Written exercise = Copy down all of the data underneath, exactly as shown.

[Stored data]
###
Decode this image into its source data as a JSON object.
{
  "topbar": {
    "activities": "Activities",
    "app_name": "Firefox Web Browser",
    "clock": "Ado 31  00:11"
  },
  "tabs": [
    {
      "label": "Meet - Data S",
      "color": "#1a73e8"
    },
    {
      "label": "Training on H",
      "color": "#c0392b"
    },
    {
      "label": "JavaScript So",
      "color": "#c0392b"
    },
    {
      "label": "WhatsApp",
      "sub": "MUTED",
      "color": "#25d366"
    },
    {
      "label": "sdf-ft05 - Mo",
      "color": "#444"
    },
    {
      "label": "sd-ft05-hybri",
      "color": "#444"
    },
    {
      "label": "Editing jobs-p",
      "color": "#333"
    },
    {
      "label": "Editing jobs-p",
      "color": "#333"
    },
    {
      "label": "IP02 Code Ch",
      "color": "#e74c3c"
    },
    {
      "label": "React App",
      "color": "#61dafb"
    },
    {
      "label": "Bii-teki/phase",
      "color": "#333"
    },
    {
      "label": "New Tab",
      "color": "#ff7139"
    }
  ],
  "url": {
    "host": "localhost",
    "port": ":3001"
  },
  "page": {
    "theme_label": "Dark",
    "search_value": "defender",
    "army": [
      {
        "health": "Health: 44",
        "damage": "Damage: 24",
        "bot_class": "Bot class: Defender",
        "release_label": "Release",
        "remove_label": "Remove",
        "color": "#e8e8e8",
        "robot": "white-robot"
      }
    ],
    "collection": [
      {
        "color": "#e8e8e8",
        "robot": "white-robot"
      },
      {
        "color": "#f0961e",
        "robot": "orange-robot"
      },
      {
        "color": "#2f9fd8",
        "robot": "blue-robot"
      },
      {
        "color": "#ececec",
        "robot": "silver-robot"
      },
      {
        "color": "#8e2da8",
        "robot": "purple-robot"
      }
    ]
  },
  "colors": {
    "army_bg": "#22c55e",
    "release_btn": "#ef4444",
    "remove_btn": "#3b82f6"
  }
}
###
Finished task =
Decode this image into its source data as a JSON object.
{
  "topbar": {
    "activities": "Activities",
    "app_name": "Firefox Web Browser",
    "clock": "Ado 31  00:11"
  },
  "tabs": [
    {
      "label": "Meet - Data S",
      "color": "#1a73e8"
    },
    {
      "label": "Training on H",
      "color": "#c0392b"
    },
    {
      "label": "JavaScript So",
      "color": "#c0392b"
    },
    {
      "label": "WhatsApp",
      "sub": "MUTED",
      "color": "#25d366"
    },
    {
      "label": "sdf-ft05 - Mo",
      "color": "#444"
    },
    {
      "label": "sd-ft05-hybri",
      "color": "#444"
    },
    {
      "label": "Editing jobs-p",
      "color": "#333"
    },
    {
      "label": "Editing jobs-p",
      "color": "#333"
    },
    {
      "label": "IP02 Code Ch",
      "color": "#e74c3c"
    },
    {
      "label": "React App",
      "color": "#61dafb"
    },
    {
      "label": "Bii-teki/phase",
      "color": "#333"
    },
    {
      "label": "New Tab",
      "color": "#ff7139"
    }
  ],
  "url": {
    "host": "localhost",
    "port": ":3001"
  },
  "page": {
    "theme_label": "Dark",
    "search_value": "defender",
    "army": [
      {
        "health": "Health: 44",
        "damage": "Damage: 24",
        "bot_class": "Bot class: Defender",
        "release_label": "Release",
        "remove_label": "Remove",
        "color": "#e8e8e8",
        "robot": "white-robot"
      }
    ],
    "collection": [
      {
        "color": "#e8e8e8",
        "robot": "white-robot"
      },
      {
        "color": "#f0961e",
        "robot": "orange-robot"
      },
      {
        "color": "#2f9fd8",
        "robot": "blue-robot"
      },
      {
        "color": "#ececec",
        "robot": "silver-robot"
      },
      {
        "color": "#8e2da8",
        "robot": "purple-robot"
      }
    ]
  },
  "colors": {
    "army_bg": "#22c55e",
    "release_btn": "#ef4444",
    "remove_btn": "#3b82f6"
  }
}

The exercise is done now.